▶ MATERIAL FOR THE TASK
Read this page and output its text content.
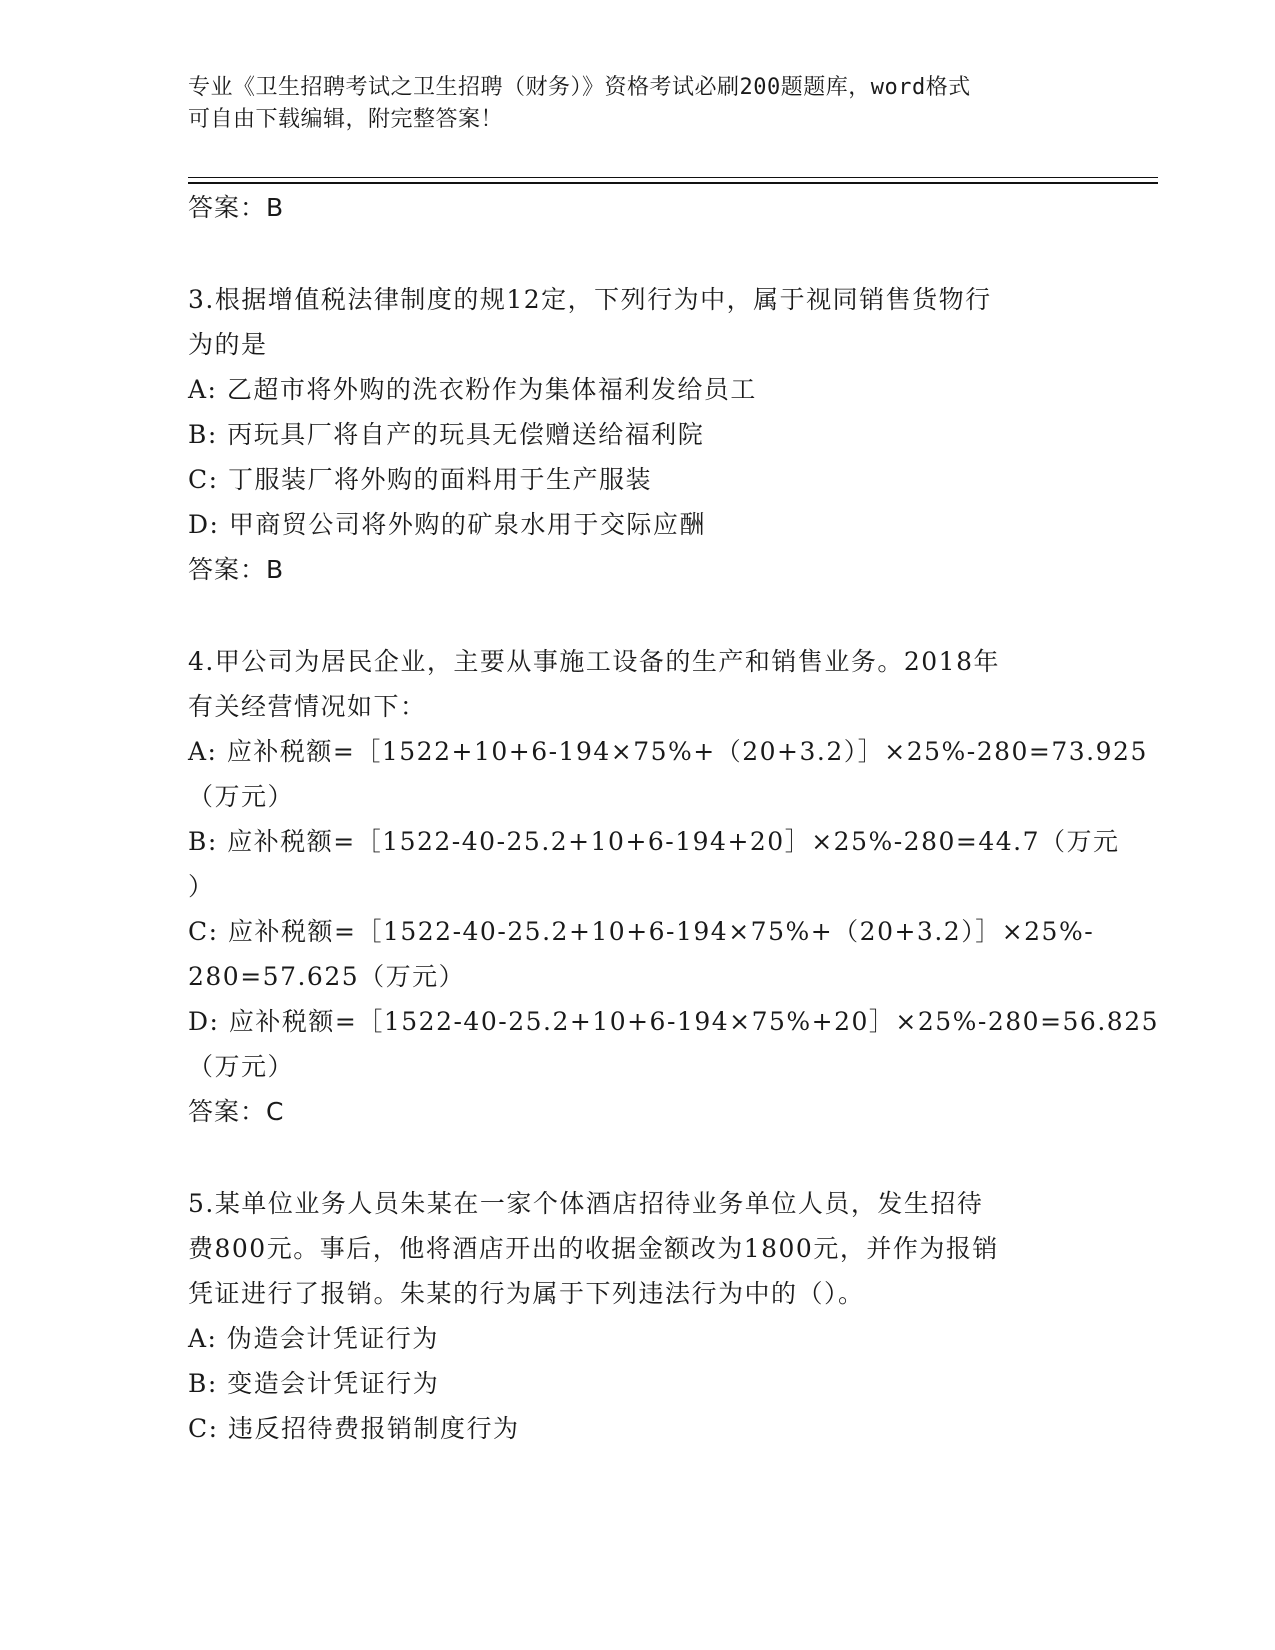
专业《卫生招聘考试之卫生招聘（财务）》资格考试必刷200题题库，word格式
可自由下载编辑，附完整答案！
答案：B
3.根据增值税法律制度的规12定，下列行为中，属于视同销售货物行
为的是
A: 乙超市将外购的洗衣粉作为集体福利发给员工
B: 丙玩具厂将自产的玩具无偿赠送给福利院
C: 丁服装厂将外购的面料用于生产服装
D: 甲商贸公司将外购的矿泉水用于交际应酬
答案：B
4.甲公司为居民企业，主要从事施工设备的生产和销售业务。2018年
有关经营情况如下：
A: 应补税额=［1522+10+6-194×75%+（20+3.2）］×25%-280=73.925
（万元）
B: 应补税额=［1522-40-25.2+10+6-194+20］×25%-280=44.7（万元
）
C: 应补税额=［1522-40-25.2+10+6-194×75%+（20+3.2）］×25%-
280=57.625（万元）
D: 应补税额=［1522-40-25.2+10+6-194×75%+20］×25%-280=56.825
（万元）
答案：C
5.某单位业务人员朱某在一家个体酒店招待业务单位人员，发生招待
费800元。事后，他将酒店开出的收据金额改为1800元，并作为报销
凭证进行了报销。朱某的行为属于下列违法行为中的（）。
A: 伪造会计凭证行为
B: 变造会计凭证行为
C: 违反招待费报销制度行为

▶ OBJECTIVE
Show, from the material above, each line that includes the string "应补税额".

▶ SOLUTION TO THIS PROBLEM
A: 应补税额=［1522+10+6-194×75%+（20+3.2）］×25%-280=73.925
B: 应补税额=［1522-40-25.2+10+6-194+20］×25%-280=44.7（万元
C: 应补税额=［1522-40-25.2+10+6-194×75%+（20+3.2）］×25%-
D: 应补税额=［1522-40-25.2+10+6-194×75%+20］×25%-280=56.825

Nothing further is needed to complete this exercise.